> _EXERCISE MATERIAL_
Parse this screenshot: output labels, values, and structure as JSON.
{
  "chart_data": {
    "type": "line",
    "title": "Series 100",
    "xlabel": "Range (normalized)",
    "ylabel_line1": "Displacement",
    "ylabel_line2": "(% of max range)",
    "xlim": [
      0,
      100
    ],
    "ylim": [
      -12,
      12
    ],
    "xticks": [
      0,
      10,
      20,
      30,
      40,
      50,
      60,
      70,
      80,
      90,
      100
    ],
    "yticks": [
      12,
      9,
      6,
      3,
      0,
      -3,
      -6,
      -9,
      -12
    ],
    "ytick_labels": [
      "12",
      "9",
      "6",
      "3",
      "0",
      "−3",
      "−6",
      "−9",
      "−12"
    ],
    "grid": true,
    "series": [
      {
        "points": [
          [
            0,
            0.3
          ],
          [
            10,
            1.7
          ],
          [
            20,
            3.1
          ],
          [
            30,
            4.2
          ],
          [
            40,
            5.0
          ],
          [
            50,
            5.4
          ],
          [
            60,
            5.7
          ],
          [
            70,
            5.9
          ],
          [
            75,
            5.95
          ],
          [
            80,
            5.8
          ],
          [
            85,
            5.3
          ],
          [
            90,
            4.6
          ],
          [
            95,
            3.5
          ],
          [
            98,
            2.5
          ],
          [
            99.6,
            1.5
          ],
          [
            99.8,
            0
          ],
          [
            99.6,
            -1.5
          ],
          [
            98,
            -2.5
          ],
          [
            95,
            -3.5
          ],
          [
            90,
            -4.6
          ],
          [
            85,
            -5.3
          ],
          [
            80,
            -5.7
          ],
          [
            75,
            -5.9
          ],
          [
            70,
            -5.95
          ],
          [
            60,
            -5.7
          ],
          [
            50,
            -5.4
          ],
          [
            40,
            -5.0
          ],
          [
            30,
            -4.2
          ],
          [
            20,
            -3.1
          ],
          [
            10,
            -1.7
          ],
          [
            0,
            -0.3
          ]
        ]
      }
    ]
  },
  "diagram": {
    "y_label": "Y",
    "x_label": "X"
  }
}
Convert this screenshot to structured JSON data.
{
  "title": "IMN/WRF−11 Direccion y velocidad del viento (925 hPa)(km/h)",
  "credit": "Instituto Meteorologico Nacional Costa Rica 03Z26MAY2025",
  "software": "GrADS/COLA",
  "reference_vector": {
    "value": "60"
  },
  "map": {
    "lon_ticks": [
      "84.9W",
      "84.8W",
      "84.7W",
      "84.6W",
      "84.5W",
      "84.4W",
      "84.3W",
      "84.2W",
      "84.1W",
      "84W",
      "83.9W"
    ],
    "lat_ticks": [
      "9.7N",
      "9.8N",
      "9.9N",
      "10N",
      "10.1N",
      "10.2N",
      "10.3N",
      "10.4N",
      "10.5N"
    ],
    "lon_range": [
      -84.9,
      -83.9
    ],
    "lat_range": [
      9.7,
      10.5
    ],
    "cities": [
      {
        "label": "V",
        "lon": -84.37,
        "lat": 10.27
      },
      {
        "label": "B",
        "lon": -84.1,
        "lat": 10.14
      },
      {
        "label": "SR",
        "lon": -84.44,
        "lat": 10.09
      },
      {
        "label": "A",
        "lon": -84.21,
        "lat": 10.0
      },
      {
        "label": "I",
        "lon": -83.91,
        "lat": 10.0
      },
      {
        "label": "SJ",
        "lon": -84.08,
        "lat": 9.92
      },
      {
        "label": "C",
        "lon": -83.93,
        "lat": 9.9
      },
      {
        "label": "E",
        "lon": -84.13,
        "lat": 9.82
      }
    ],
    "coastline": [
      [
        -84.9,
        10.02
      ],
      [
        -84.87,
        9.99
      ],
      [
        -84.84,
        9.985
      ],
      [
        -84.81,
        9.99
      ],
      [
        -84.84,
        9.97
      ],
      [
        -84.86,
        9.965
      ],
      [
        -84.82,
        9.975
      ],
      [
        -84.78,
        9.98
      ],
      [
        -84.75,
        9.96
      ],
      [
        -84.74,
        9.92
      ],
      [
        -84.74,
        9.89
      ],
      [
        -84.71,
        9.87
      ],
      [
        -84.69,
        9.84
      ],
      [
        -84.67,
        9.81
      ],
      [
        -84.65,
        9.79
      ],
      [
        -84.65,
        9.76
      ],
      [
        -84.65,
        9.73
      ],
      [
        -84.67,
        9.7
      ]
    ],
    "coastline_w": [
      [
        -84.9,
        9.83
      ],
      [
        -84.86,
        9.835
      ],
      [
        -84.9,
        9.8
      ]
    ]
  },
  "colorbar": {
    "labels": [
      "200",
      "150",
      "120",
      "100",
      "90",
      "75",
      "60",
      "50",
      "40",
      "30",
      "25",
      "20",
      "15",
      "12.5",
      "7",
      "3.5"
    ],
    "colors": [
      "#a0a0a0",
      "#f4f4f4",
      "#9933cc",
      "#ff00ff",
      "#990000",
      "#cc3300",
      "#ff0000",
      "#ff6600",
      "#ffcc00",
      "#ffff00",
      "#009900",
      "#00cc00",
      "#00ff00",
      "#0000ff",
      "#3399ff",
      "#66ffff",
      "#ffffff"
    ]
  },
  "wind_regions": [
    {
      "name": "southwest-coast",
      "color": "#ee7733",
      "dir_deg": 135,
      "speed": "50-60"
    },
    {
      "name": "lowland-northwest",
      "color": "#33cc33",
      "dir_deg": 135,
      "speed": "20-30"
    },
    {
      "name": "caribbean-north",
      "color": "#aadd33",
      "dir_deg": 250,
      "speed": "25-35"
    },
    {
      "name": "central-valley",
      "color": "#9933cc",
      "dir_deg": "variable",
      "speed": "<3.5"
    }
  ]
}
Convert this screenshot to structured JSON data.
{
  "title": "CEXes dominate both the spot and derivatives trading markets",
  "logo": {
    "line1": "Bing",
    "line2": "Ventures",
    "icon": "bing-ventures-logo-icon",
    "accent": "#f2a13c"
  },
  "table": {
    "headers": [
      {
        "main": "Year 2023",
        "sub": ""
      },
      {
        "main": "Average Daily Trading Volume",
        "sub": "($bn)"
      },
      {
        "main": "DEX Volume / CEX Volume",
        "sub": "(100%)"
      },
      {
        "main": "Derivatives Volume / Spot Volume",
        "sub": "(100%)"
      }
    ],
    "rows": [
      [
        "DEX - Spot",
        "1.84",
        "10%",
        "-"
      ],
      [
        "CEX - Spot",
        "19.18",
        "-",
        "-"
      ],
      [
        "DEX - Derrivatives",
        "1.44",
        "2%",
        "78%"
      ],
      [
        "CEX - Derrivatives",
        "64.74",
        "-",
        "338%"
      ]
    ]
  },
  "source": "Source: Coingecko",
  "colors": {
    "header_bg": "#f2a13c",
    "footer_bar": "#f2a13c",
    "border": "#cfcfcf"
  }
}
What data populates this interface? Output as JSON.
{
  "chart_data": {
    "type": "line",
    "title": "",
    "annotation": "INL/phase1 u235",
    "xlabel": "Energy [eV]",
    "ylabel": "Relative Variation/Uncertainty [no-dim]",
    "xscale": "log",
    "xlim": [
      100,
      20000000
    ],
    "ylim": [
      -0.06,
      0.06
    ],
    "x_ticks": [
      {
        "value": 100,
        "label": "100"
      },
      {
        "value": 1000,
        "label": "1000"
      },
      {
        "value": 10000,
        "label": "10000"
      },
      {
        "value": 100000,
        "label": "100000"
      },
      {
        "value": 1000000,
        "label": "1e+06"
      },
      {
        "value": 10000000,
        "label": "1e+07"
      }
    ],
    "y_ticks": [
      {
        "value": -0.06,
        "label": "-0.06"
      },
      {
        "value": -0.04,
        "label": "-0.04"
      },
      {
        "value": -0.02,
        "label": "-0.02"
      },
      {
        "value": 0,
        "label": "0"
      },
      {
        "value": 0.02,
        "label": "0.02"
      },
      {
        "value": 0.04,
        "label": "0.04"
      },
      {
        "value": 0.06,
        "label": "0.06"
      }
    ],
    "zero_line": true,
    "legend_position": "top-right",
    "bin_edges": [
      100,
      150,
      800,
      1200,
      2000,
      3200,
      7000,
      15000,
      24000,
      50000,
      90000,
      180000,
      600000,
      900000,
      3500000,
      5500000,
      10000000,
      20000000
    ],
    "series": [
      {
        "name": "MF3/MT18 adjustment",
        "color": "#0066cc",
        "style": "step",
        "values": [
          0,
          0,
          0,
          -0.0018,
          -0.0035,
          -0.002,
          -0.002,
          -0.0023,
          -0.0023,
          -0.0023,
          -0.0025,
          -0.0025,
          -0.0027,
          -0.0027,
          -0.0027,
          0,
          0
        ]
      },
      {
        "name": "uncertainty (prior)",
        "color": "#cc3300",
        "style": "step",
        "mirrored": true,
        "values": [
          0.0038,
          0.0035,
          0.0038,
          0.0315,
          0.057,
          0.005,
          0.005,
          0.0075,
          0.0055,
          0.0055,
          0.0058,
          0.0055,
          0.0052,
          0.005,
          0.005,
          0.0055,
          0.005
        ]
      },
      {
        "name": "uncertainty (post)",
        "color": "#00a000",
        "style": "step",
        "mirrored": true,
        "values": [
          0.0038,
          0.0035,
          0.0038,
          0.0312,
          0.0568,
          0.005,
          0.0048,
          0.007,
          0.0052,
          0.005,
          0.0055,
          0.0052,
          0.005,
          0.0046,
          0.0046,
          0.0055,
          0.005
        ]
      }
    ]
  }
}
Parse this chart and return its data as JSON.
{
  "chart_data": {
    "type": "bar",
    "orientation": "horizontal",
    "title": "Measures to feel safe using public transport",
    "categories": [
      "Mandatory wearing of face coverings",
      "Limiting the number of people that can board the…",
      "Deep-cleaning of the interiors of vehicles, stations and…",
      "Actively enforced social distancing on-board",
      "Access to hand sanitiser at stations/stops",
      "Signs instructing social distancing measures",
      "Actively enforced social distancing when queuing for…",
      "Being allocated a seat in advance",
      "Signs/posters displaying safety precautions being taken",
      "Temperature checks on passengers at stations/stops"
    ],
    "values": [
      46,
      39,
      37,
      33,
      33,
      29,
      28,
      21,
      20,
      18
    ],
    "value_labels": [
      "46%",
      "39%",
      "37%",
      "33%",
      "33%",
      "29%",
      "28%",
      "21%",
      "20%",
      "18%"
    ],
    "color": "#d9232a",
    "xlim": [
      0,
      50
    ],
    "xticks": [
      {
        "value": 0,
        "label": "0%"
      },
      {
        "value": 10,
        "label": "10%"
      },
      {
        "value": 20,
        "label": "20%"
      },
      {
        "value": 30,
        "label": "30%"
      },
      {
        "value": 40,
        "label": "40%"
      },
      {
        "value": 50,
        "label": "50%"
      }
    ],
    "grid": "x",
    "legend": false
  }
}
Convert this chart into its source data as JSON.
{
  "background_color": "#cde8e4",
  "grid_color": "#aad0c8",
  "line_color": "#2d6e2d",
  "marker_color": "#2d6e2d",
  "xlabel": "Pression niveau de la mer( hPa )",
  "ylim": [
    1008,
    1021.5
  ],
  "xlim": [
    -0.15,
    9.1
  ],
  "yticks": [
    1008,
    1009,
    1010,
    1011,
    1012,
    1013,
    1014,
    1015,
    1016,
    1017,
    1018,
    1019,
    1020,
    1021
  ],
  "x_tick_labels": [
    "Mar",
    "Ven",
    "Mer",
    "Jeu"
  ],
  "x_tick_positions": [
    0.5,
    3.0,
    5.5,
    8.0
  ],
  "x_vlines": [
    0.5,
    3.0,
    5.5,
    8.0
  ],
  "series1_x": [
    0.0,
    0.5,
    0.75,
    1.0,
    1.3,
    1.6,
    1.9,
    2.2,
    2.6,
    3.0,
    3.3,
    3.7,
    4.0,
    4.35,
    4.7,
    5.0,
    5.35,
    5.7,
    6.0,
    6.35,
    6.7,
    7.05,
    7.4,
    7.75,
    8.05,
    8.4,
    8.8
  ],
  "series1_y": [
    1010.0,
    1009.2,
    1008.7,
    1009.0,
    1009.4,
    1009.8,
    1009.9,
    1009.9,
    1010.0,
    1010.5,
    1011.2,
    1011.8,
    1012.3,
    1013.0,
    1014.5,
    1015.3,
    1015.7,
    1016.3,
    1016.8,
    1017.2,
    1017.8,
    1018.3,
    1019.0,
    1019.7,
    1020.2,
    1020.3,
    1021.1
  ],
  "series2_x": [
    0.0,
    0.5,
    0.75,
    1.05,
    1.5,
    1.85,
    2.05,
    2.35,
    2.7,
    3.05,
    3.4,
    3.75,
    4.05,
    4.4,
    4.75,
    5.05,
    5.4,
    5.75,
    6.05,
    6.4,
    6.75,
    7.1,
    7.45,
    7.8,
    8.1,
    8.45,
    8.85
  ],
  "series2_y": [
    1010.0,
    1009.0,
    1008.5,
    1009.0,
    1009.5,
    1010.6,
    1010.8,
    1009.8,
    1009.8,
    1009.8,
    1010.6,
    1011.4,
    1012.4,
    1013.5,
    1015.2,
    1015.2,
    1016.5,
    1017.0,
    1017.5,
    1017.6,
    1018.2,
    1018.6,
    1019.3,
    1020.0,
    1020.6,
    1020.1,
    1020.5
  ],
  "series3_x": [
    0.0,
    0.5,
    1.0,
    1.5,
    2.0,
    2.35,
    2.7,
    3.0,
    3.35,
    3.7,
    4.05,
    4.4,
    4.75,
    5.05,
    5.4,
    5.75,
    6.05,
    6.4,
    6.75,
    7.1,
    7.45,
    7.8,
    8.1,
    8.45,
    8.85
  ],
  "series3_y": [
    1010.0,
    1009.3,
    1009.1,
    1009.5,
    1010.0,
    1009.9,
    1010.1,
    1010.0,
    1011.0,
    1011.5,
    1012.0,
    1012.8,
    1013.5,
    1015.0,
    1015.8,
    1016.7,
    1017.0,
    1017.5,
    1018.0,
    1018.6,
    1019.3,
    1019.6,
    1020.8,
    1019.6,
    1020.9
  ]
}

> _WORK TO DO_
Search the entries for the word "title" and copy every line that has it.

> _ANSWER BELOW_
    "title": "Series 100",
  "title": "IMN/WRF−11 Direccion y velocidad del viento (925 hPa)(km/h)",
  "title": "CEXes dominate both the spot and derivatives trading markets",
    "title": "",
    "title": "Measures to feel safe using public transport",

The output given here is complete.